• _Exercise description_: Write out the data again in full, exactly as it reads.

(begin)

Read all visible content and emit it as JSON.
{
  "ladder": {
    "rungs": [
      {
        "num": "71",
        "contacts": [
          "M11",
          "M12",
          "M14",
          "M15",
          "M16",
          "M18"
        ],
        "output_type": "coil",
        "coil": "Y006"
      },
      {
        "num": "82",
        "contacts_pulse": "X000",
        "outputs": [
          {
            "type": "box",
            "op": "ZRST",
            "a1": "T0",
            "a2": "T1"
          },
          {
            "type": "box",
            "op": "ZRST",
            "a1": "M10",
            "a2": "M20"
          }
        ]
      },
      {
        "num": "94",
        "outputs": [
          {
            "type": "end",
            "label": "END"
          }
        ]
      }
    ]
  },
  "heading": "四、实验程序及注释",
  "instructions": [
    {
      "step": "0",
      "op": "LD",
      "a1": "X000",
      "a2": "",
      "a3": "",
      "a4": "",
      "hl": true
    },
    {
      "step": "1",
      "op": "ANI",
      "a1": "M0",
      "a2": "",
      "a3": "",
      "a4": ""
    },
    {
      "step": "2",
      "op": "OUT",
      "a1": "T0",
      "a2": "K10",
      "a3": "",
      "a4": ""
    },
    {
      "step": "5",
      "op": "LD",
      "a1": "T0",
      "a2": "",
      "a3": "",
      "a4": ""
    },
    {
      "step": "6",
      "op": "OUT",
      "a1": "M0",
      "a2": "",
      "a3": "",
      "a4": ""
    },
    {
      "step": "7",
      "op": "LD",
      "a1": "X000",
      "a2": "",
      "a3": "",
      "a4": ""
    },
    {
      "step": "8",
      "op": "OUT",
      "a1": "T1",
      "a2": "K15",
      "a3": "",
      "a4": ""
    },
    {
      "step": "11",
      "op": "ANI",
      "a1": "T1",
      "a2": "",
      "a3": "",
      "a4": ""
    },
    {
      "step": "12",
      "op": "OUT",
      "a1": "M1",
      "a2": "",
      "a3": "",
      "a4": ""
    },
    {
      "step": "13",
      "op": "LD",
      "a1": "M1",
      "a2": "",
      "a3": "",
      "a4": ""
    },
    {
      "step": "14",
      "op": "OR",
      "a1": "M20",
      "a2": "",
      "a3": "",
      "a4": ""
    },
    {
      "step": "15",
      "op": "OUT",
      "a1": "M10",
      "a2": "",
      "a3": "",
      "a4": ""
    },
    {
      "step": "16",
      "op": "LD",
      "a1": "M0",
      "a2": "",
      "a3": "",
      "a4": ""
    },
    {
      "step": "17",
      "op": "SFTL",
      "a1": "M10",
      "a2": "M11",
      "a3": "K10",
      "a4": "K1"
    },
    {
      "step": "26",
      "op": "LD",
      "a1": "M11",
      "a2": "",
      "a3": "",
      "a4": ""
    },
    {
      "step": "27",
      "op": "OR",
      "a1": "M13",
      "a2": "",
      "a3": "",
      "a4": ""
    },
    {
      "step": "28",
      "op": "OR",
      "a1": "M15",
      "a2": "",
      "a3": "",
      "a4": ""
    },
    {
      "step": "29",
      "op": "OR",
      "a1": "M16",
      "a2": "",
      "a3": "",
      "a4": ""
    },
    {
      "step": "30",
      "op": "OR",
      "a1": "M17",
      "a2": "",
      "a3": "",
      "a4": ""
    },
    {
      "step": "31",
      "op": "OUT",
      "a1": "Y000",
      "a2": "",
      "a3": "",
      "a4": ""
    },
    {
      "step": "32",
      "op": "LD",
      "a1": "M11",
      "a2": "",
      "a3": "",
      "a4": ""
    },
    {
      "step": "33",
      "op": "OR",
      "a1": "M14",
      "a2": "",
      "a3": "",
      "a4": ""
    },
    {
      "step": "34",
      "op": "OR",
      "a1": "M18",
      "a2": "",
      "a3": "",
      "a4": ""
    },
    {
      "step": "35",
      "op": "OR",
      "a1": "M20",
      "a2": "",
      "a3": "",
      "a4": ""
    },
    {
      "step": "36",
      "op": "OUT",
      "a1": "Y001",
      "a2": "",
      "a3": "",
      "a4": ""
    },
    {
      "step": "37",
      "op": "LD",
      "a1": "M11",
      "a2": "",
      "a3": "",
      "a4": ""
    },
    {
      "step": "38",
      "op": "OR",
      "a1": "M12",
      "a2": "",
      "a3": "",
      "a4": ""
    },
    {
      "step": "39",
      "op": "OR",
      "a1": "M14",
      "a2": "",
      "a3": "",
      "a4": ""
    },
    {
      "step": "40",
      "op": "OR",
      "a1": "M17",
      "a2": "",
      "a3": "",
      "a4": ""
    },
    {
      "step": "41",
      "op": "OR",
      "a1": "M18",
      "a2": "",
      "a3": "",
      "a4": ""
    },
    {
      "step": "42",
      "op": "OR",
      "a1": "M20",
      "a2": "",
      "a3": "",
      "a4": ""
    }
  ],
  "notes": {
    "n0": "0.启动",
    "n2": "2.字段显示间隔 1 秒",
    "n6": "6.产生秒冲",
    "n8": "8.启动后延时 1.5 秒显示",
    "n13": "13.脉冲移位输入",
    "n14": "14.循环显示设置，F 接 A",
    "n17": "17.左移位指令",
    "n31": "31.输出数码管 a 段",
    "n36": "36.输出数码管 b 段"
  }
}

(end)

• _Exercise result_:
Read all visible content and emit it as JSON.
{
  "ladder": {
    "rungs": [
      {
        "num": "71",
        "contacts": [
          "M11",
          "M12",
          "M14",
          "M15",
          "M16",
          "M18"
        ],
        "output_type": "coil",
        "coil": "Y006"
      },
      {
        "num": "82",
        "contacts_pulse": "X000",
        "outputs": [
          {
            "type": "box",
            "op": "ZRST",
            "a1": "T0",
            "a2": "T1"
          },
          {
            "type": "box",
            "op": "ZRST",
            "a1": "M10",
            "a2": "M20"
          }
        ]
      },
      {
        "num": "94",
        "outputs": [
          {
            "type": "end",
            "label": "END"
          }
        ]
      }
    ]
  },
  "heading": "四、实验程序及注释",
  "instructions": [
    {
      "step": "0",
      "op": "LD",
      "a1": "X000",
      "a2": "",
      "a3": "",
      "a4": "",
      "hl": true
    },
    {
      "step": "1",
      "op": "ANI",
      "a1": "M0",
      "a2": "",
      "a3": "",
      "a4": ""
    },
    {
      "step": "2",
      "op": "OUT",
      "a1": "T0",
      "a2": "K10",
      "a3": "",
      "a4": ""
    },
    {
      "step": "5",
      "op": "LD",
      "a1": "T0",
      "a2": "",
      "a3": "",
      "a4": ""
    },
    {
      "step": "6",
      "op": "OUT",
      "a1": "M0",
      "a2": "",
      "a3": "",
      "a4": ""
    },
    {
      "step": "7",
      "op": "LD",
      "a1": "X000",
      "a2": "",
      "a3": "",
      "a4": ""
    },
    {
      "step": "8",
      "op": "OUT",
      "a1": "T1",
      "a2": "K15",
      "a3": "",
      "a4": ""
    },
    {
      "step": "11",
      "op": "ANI",
      "a1": "T1",
      "a2": "",
      "a3": "",
      "a4": ""
    },
    {
      "step": "12",
      "op": "OUT",
      "a1": "M1",
      "a2": "",
      "a3": "",
      "a4": ""
    },
    {
      "step": "13",
      "op": "LD",
      "a1": "M1",
      "a2": "",
      "a3": "",
      "a4": ""
    },
    {
      "step": "14",
      "op": "OR",
      "a1": "M20",
      "a2": "",
      "a3": "",
      "a4": ""
    },
    {
      "step": "15",
      "op": "OUT",
      "a1": "M10",
      "a2": "",
      "a3": "",
      "a4": ""
    },
    {
      "step": "16",
      "op": "LD",
      "a1": "M0",
      "a2": "",
      "a3": "",
      "a4": ""
    },
    {
      "step": "17",
      "op": "SFTL",
      "a1": "M10",
      "a2": "M11",
      "a3": "K10",
      "a4": "K1"
    },
    {
      "step": "26",
      "op": "LD",
      "a1": "M11",
      "a2": "",
      "a3": "",
      "a4": ""
    },
    {
      "step": "27",
      "op": "OR",
      "a1": "M13",
      "a2": "",
      "a3": "",
      "a4": ""
    },
    {
      "step": "28",
      "op": "OR",
      "a1": "M15",
      "a2": "",
      "a3": "",
      "a4": ""
    },
    {
      "step": "29",
      "op": "OR",
      "a1": "M16",
      "a2": "",
      "a3": "",
      "a4": ""
    },
    {
      "step": "30",
      "op": "OR",
      "a1": "M17",
      "a2": "",
      "a3": "",
      "a4": ""
    },
    {
      "step": "31",
      "op": "OUT",
      "a1": "Y000",
      "a2": "",
      "a3": "",
      "a4": ""
    },
    {
      "step": "32",
      "op": "LD",
      "a1": "M11",
      "a2": "",
      "a3": "",
      "a4": ""
    },
    {
      "step": "33",
      "op": "OR",
      "a1": "M14",
      "a2": "",
      "a3": "",
      "a4": ""
    },
    {
      "step": "34",
      "op": "OR",
      "a1": "M18",
      "a2": "",
      "a3": "",
      "a4": ""
    },
    {
      "step": "35",
      "op": "OR",
      "a1": "M20",
      "a2": "",
      "a3": "",
      "a4": ""
    },
    {
      "step": "36",
      "op": "OUT",
      "a1": "Y001",
      "a2": "",
      "a3": "",
      "a4": ""
    },
    {
      "step": "37",
      "op": "LD",
      "a1": "M11",
      "a2": "",
      "a3": "",
      "a4": ""
    },
    {
      "step": "38",
      "op": "OR",
      "a1": "M12",
      "a2": "",
      "a3": "",
      "a4": ""
    },
    {
      "step": "39",
      "op": "OR",
      "a1": "M14",
      "a2": "",
      "a3": "",
      "a4": ""
    },
    {
      "step": "40",
      "op": "OR",
      "a1": "M17",
      "a2": "",
      "a3": "",
      "a4": ""
    },
    {
      "step": "41",
      "op": "OR",
      "a1": "M18",
      "a2": "",
      "a3": "",
      "a4": ""
    },
    {
      "step": "42",
      "op": "OR",
      "a1": "M20",
      "a2": "",
      "a3": "",
      "a4": ""
    }
  ],
  "notes": {
    "n0": "0.启动",
    "n2": "2.字段显示间隔 1 秒",
    "n6": "6.产生秒冲",
    "n8": "8.启动后延时 1.5 秒显示",
    "n13": "13.脉冲移位输入",
    "n14": "14.循环显示设置，F 接 A",
    "n17": "17.左移位指令",
    "n31": "31.输出数码管 a 段",
    "n36": "36.输出数码管 b 段"
  }
}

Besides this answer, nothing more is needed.